◆ **Problem description**
Scan the entries below. List each line with "name".
== Dataset extract ==
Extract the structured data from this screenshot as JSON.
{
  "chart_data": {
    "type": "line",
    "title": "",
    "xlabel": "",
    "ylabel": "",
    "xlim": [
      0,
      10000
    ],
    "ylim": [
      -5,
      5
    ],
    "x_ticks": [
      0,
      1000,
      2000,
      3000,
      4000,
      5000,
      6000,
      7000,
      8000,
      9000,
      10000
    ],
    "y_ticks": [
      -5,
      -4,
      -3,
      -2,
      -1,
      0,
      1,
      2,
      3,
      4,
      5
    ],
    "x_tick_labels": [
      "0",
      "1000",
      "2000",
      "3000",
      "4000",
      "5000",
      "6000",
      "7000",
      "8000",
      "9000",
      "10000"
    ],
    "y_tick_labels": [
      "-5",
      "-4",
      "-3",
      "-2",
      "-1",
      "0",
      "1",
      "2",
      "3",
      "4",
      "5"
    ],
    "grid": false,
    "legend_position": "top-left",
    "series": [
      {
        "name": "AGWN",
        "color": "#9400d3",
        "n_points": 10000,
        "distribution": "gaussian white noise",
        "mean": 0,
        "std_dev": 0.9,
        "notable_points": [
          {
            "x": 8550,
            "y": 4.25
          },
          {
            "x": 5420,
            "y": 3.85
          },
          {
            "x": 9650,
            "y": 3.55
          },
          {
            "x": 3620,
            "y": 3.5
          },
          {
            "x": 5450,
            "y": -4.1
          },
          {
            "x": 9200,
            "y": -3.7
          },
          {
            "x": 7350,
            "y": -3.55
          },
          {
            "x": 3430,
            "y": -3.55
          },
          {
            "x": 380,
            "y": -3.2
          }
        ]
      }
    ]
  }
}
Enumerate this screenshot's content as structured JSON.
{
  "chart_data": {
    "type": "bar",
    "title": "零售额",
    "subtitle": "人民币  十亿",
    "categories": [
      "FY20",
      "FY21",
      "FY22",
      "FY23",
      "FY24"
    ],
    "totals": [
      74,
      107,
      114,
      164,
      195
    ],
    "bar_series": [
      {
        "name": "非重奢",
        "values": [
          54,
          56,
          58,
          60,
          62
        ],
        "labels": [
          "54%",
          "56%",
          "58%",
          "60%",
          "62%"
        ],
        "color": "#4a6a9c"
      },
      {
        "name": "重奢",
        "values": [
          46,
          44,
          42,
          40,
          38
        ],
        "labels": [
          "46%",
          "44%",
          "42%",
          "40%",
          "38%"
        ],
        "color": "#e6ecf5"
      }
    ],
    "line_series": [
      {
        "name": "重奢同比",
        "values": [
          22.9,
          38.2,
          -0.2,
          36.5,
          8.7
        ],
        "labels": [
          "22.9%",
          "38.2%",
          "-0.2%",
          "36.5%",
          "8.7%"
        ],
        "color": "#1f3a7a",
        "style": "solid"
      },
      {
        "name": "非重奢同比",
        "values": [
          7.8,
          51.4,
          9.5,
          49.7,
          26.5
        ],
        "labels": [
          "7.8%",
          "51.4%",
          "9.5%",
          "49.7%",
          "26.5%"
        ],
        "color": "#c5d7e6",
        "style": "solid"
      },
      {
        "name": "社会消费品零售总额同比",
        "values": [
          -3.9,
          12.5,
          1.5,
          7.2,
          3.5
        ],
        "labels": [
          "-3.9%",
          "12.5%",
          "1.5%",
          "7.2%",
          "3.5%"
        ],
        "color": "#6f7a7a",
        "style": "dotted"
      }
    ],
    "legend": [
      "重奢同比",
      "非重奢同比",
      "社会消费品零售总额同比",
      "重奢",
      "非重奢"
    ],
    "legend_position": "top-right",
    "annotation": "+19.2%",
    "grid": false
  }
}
===
◆ **In response**
        "name": "AGWN",
        "name": "非重奢",
        "name": "重奢",
        "name": "重奢同比",
        "name": "非重奢同比",
        "name": "社会消费品零售总额同比",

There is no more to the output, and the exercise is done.